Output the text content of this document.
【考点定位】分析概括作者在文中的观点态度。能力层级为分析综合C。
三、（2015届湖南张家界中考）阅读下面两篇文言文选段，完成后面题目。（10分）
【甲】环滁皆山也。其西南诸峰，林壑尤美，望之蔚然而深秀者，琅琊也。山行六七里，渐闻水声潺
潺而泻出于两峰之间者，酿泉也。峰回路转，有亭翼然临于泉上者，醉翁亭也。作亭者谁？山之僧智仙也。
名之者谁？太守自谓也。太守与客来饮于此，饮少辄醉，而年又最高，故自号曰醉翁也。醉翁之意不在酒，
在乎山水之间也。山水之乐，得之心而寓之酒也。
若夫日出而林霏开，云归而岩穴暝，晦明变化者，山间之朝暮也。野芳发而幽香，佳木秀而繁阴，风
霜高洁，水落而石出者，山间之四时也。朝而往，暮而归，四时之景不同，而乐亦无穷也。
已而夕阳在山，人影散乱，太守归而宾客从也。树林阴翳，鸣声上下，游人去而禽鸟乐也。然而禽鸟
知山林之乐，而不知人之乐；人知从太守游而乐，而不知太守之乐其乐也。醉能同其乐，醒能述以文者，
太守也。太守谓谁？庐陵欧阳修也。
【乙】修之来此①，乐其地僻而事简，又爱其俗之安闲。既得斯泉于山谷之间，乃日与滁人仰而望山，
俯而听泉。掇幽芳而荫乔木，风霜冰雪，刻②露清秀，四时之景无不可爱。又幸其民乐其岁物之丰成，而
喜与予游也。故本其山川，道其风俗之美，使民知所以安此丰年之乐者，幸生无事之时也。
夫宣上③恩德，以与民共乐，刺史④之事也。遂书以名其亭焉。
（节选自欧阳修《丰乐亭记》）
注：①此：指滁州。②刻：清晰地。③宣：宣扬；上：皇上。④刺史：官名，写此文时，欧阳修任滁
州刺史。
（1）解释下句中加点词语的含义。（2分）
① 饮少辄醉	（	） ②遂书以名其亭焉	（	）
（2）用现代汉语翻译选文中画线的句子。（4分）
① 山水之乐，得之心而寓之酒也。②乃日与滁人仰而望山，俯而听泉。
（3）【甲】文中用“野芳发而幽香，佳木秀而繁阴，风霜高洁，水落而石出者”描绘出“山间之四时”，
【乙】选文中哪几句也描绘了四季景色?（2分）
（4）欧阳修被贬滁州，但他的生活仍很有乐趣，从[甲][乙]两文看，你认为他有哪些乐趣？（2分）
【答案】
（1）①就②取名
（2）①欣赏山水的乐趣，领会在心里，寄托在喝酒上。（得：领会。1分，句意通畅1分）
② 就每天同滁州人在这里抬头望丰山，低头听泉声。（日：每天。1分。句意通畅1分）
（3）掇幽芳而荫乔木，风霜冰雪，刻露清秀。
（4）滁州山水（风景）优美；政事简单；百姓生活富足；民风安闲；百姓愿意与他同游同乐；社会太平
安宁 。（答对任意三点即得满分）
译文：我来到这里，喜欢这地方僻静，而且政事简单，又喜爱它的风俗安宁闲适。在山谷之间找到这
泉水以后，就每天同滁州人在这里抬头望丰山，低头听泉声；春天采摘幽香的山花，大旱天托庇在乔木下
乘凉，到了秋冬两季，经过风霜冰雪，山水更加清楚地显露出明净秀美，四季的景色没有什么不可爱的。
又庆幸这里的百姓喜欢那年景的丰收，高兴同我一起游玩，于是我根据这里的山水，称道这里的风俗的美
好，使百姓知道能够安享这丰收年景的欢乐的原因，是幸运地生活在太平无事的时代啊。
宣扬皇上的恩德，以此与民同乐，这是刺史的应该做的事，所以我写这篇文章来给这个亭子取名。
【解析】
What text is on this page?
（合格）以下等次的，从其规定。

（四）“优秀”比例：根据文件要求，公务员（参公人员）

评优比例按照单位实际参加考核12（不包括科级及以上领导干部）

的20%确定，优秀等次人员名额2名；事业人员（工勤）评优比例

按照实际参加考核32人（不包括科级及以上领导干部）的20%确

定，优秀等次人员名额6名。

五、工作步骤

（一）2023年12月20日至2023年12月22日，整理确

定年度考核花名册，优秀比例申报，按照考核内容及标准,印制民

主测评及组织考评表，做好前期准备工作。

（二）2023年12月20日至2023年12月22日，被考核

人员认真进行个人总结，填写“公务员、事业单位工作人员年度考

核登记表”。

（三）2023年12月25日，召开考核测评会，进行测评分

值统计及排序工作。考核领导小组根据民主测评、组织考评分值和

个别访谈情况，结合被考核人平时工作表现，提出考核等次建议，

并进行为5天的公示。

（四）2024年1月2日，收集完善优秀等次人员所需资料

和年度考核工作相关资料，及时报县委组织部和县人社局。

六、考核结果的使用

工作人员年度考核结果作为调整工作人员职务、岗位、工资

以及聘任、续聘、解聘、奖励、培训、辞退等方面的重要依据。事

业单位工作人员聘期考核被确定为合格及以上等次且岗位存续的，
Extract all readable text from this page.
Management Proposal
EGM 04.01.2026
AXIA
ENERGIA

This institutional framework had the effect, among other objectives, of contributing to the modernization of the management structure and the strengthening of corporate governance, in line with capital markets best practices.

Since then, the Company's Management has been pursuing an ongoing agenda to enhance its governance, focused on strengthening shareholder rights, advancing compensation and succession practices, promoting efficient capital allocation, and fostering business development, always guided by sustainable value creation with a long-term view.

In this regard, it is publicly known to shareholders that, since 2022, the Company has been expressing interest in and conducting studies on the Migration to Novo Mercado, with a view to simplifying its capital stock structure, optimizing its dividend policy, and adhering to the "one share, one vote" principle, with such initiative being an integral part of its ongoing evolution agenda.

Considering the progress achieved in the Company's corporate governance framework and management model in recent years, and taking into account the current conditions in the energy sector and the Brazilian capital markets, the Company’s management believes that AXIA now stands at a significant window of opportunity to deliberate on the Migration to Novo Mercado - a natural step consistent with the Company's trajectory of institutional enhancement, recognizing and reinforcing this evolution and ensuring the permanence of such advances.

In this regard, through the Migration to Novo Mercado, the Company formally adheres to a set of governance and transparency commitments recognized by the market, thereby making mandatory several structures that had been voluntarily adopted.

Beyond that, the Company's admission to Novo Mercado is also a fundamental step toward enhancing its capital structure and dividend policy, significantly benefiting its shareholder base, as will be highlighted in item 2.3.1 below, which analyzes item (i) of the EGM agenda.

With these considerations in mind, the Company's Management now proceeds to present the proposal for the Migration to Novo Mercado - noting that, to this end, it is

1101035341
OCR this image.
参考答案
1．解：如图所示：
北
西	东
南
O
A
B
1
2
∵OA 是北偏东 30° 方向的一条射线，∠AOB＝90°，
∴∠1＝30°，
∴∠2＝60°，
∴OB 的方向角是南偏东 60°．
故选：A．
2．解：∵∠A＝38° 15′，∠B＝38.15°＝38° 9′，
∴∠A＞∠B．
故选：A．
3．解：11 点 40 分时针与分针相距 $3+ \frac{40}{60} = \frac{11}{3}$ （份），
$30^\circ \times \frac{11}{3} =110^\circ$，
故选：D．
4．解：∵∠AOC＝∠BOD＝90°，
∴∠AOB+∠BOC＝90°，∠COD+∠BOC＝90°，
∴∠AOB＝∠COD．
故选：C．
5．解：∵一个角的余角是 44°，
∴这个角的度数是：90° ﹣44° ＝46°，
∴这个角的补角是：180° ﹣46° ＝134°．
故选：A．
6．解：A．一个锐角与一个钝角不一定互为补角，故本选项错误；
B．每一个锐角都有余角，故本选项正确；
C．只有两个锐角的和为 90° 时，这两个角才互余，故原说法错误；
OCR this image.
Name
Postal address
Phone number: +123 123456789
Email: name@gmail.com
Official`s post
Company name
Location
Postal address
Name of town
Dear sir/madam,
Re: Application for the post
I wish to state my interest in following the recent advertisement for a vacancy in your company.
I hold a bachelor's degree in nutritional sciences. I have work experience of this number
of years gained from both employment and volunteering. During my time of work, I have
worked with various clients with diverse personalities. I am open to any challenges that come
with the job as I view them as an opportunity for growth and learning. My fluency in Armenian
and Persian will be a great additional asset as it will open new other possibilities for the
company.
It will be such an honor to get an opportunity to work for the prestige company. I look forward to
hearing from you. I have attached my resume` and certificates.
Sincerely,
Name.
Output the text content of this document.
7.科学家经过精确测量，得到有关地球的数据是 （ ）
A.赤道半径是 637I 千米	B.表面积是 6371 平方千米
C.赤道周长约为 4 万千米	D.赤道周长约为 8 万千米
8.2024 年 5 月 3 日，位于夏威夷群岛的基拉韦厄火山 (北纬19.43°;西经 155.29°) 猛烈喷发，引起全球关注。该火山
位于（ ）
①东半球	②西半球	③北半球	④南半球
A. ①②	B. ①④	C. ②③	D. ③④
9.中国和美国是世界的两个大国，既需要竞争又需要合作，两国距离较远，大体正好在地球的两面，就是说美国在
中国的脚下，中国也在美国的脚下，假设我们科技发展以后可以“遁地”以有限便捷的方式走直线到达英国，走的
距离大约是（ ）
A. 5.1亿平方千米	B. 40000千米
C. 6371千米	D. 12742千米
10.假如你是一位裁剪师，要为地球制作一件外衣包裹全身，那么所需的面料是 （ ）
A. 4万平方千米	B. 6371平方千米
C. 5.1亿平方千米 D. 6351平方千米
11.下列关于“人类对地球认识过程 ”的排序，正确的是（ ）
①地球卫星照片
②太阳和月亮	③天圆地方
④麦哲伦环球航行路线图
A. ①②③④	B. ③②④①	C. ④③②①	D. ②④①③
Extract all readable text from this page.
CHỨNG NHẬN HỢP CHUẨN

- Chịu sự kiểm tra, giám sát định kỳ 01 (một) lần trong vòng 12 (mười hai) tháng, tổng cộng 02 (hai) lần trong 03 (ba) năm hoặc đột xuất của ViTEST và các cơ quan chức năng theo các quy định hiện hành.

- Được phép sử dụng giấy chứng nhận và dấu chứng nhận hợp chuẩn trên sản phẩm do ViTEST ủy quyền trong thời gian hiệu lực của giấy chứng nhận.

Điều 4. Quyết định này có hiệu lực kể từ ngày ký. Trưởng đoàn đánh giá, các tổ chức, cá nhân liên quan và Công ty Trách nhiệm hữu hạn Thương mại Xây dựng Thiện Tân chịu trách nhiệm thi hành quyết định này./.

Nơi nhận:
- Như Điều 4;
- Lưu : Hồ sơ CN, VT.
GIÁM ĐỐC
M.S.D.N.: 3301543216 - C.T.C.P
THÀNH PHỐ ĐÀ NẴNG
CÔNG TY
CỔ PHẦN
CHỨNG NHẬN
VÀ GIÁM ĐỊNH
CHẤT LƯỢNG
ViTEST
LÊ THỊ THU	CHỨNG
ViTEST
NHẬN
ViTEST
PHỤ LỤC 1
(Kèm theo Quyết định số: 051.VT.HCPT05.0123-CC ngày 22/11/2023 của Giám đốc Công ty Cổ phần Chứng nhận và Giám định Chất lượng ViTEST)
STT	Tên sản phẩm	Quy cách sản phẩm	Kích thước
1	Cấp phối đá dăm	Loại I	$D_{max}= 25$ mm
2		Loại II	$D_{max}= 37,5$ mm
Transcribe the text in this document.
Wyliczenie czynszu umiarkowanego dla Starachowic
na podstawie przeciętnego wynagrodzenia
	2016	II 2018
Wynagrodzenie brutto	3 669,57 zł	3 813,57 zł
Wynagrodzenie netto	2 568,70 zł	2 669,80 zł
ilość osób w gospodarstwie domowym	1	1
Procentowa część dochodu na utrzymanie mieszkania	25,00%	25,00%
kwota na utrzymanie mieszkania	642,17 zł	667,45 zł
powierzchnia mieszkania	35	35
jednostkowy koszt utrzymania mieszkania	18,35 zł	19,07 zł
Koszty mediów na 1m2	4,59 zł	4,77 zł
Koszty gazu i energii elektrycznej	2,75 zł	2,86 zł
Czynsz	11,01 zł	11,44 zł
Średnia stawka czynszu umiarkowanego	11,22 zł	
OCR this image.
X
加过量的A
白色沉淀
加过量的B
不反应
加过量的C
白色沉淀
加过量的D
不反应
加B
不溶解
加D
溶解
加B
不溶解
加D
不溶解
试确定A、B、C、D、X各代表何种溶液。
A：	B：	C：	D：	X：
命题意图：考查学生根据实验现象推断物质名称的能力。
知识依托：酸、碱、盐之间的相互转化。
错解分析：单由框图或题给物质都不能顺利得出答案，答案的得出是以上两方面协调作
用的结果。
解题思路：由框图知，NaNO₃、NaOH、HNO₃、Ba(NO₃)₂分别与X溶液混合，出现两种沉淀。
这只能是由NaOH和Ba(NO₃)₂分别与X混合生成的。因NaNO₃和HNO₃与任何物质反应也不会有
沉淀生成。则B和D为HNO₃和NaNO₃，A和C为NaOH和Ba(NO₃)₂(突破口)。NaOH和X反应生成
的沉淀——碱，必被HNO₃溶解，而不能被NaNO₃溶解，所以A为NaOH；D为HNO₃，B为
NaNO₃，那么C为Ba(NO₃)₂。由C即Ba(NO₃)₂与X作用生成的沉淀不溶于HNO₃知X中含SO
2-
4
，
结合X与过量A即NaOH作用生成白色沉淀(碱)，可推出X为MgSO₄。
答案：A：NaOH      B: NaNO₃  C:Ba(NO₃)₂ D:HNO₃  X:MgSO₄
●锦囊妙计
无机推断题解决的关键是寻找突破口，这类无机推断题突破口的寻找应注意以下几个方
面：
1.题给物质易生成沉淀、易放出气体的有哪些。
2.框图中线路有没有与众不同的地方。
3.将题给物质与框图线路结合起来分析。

* * * * * * * * *

Exercise task: Filter the records above for "不包括科级及以上领导干部" and copy every matching line.

Solution to the problem:
评优比例按照单位实际参加考核12（不包括科级及以上领导干部）
按照实际参加考核32人（不包括科级及以上领导干部）的20%确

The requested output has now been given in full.